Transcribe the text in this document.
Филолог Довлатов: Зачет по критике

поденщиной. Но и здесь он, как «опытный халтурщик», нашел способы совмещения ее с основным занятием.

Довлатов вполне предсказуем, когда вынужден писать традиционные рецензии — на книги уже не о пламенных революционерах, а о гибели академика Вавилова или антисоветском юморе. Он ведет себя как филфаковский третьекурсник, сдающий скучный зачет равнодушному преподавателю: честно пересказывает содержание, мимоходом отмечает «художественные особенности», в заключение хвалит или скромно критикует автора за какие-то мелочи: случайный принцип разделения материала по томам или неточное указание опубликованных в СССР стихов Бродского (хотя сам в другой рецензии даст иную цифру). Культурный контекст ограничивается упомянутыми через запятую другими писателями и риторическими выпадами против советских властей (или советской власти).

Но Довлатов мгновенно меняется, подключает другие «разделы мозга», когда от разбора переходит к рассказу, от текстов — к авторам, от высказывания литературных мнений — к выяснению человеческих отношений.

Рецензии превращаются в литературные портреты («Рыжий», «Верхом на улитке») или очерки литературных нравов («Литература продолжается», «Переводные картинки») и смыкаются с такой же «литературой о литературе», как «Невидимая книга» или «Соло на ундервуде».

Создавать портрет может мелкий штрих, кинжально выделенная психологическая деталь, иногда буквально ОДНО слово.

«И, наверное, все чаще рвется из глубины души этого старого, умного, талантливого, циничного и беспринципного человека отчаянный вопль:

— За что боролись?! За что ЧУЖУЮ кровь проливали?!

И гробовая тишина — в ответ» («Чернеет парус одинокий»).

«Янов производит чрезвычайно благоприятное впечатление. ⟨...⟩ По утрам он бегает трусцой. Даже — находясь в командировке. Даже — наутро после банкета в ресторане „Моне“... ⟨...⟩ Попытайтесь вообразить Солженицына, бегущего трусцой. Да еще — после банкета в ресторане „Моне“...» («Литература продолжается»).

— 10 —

» PROMPT: Give the entries once more, exactly as they appear.

» REPLY:
Transcribe the text in this document.
Филолог Довлатов: Зачет по критике

поденщиной. Но и здесь он, как «опытный халтурщик», нашел способы совмещения ее с основным занятием.

Довлатов вполне предсказуем, когда вынужден писать традиционные рецензии — на книги уже не о пламенных революционерах, а о гибели академика Вавилова или антисоветском юморе. Он ведет себя как филфаковский третьекурсник, сдающий скучный зачет равнодушному преподавателю: честно пересказывает содержание, мимоходом отмечает «художественные особенности», в заключение хвалит или скромно критикует автора за какие-то мелочи: случайный принцип разделения материала по томам или неточное указание опубликованных в СССР стихов Бродского (хотя сам в другой рецензии даст иную цифру). Культурный контекст ограничивается упомянутыми через запятую другими писателями и риторическими выпадами против советских властей (или советской власти).

Но Довлатов мгновенно меняется, подключает другие «разделы мозга», когда от разбора переходит к рассказу, от текстов — к авторам, от высказывания литературных мнений — к выяснению человеческих отношений.

Рецензии превращаются в литературные портреты («Рыжий», «Верхом на улитке») или очерки литературных нравов («Литература продолжается», «Переводные картинки») и смыкаются с такой же «литературой о литературе», как «Невидимая книга» или «Соло на ундервуде».

Создавать портрет может мелкий штрих, кинжально выделенная психологическая деталь, иногда буквально ОДНО слово.

«И, наверное, все чаще рвется из глубины души этого старого, умного, талантливого, циничного и беспринципного человека отчаянный вопль:

— За что боролись?! За что ЧУЖУЮ кровь проливали?!

И гробовая тишина — в ответ» («Чернеет парус одинокий»).

«Янов производит чрезвычайно благоприятное впечатление. ⟨...⟩ По утрам он бегает трусцой. Даже — находясь в командировке. Даже — наутро после банкета в ресторане „Моне“... ⟨...⟩ Попытайтесь вообразить Солженицына, бегущего трусцой. Да еще — после банкета в ресторане „Моне“...» («Литература продолжается»).

— 10 —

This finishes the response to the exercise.